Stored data
^^^^^^^^

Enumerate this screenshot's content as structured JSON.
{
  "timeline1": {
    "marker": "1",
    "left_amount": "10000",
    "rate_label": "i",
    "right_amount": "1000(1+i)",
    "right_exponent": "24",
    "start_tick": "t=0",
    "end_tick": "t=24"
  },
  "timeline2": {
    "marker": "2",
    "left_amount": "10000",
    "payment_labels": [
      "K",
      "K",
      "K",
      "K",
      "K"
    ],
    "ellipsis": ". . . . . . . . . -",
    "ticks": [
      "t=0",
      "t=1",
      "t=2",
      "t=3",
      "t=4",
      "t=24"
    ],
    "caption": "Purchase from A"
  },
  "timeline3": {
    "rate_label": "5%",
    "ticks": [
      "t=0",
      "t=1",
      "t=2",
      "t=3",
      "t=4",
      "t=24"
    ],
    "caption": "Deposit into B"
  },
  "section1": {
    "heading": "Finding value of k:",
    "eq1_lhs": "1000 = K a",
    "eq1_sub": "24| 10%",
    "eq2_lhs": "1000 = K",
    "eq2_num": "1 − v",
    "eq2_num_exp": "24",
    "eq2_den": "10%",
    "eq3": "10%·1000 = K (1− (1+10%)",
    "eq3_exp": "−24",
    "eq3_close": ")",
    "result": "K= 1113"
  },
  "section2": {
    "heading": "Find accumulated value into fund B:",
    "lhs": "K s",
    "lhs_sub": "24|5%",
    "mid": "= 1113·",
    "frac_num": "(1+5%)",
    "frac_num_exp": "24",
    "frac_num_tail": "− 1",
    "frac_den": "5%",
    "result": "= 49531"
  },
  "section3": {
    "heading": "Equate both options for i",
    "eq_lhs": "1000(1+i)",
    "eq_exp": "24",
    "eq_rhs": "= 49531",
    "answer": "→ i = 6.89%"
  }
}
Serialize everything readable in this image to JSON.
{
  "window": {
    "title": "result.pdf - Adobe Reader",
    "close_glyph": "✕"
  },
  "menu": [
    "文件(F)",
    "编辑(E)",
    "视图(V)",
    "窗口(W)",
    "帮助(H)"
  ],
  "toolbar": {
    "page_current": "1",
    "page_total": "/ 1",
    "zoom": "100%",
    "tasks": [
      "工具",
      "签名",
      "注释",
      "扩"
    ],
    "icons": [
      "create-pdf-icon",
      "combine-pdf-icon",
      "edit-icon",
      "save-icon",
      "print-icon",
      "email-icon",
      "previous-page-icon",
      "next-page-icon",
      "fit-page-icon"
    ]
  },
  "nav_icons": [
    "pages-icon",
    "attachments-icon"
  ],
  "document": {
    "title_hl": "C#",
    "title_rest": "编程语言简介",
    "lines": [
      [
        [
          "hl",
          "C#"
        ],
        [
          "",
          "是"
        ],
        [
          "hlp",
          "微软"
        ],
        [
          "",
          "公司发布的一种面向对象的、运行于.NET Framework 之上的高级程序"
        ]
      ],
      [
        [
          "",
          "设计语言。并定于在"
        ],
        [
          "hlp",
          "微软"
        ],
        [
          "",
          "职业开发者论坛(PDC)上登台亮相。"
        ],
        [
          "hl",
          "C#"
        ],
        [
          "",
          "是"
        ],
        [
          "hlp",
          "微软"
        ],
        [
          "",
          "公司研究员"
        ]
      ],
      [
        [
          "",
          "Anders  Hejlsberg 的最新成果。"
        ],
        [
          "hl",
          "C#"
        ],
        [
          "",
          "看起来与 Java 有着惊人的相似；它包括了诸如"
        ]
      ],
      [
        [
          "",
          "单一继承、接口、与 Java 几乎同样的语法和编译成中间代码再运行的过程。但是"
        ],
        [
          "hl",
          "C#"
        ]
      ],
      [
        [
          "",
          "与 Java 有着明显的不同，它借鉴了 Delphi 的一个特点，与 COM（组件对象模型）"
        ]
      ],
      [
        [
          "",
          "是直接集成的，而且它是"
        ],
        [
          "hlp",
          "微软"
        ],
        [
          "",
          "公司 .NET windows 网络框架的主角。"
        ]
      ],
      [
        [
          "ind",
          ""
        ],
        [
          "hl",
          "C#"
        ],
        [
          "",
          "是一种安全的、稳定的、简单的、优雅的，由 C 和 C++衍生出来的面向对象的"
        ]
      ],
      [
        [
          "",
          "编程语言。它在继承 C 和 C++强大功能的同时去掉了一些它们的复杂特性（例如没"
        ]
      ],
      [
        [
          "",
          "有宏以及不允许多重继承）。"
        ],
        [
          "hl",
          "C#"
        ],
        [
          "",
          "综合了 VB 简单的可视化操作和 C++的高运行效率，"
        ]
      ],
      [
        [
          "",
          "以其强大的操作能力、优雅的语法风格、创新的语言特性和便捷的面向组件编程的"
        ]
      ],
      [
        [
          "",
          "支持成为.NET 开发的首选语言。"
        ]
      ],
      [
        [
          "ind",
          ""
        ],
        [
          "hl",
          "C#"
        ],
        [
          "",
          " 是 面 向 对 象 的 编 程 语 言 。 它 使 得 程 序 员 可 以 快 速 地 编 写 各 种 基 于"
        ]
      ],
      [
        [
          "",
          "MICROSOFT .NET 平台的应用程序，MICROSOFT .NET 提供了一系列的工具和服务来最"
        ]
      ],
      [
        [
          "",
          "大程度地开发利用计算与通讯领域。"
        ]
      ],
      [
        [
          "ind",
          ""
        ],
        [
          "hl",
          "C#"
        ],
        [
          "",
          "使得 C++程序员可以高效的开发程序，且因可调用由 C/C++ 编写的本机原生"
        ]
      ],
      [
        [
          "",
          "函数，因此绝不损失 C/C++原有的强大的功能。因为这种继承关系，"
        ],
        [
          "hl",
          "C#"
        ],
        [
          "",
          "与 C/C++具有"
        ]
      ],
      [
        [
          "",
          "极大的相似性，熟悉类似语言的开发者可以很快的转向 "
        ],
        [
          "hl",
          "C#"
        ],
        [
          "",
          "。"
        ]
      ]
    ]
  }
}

^^^^^^^^

- **Instruction**: Which lines include "JSON"? Copy each of them out.

- **Exercise solution**:
Enumerate this screenshot's content as structured JSON.
Serialize everything readable in this image to JSON.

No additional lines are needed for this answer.